◆ To do ◆
Copy all the entries below exactly, but not the pictures.

# Data supplied start

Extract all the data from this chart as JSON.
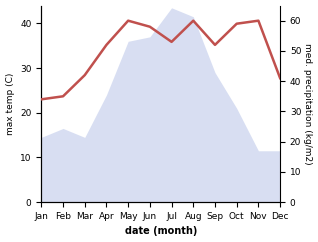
{
  "months": [
    "Jan",
    "Feb",
    "Mar",
    "Apr",
    "May",
    "Jun",
    "Jul",
    "Aug",
    "Sep",
    "Oct",
    "Nov",
    "Dec"
  ],
  "max_temp": [
    14.5,
    16.5,
    14.5,
    24.0,
    36.0,
    37.0,
    43.5,
    41.5,
    29.0,
    21.0,
    11.5,
    11.5
  ],
  "precipitation": [
    34,
    35,
    42,
    52,
    60,
    58,
    53,
    60,
    52,
    59,
    60,
    41
  ],
  "temp_color": "#c0504d",
  "precip_fill_color": "#b8c4e8",
  "temp_ylim": [
    0,
    44
  ],
  "precip_ylim": [
    0,
    65
  ],
  "temp_yticks": [
    0,
    10,
    20,
    30,
    40
  ],
  "precip_yticks": [
    0,
    10,
    20,
    30,
    40,
    50,
    60
  ],
  "ylabel_left": "max temp (C)",
  "ylabel_right": "med. precipitation (kg/m2)",
  "xlabel": "date (month)",
  "bg_color": "#ffffff",
  "line_width": 1.8,
  "label_fontsize": 6.5,
  "tick_fontsize": 6.5
}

# Data supplied end

◆ Answer to the problem ◆
Extract all the data from this chart as JSON.
{
  "months": [
    "Jan",
    "Feb",
    "Mar",
    "Apr",
    "May",
    "Jun",
    "Jul",
    "Aug",
    "Sep",
    "Oct",
    "Nov",
    "Dec"
  ],
  "max_temp": [
    14.5,
    16.5,
    14.5,
    24.0,
    36.0,
    37.0,
    43.5,
    41.5,
    29.0,
    21.0,
    11.5,
    11.5
  ],
  "precipitation": [
    34,
    35,
    42,
    52,
    60,
    58,
    53,
    60,
    52,
    59,
    60,
    41
  ],
  "temp_color": "#c0504d",
  "precip_fill_color": "#b8c4e8",
  "temp_ylim": [
    0,
    44
  ],
  "precip_ylim": [
    0,
    65
  ],
  "temp_yticks": [
    0,
    10,
    20,
    30,
    40
  ],
  "precip_yticks": [
    0,
    10,
    20,
    30,
    40,
    50,
    60
  ],
  "ylabel_left": "max temp (C)",
  "ylabel_right": "med. precipitation (kg/m2)",
  "xlabel": "date (month)",
  "bg_color": "#ffffff",
  "line_width": 1.8,
  "label_fontsize": 6.5,
  "tick_fontsize": 6.5
}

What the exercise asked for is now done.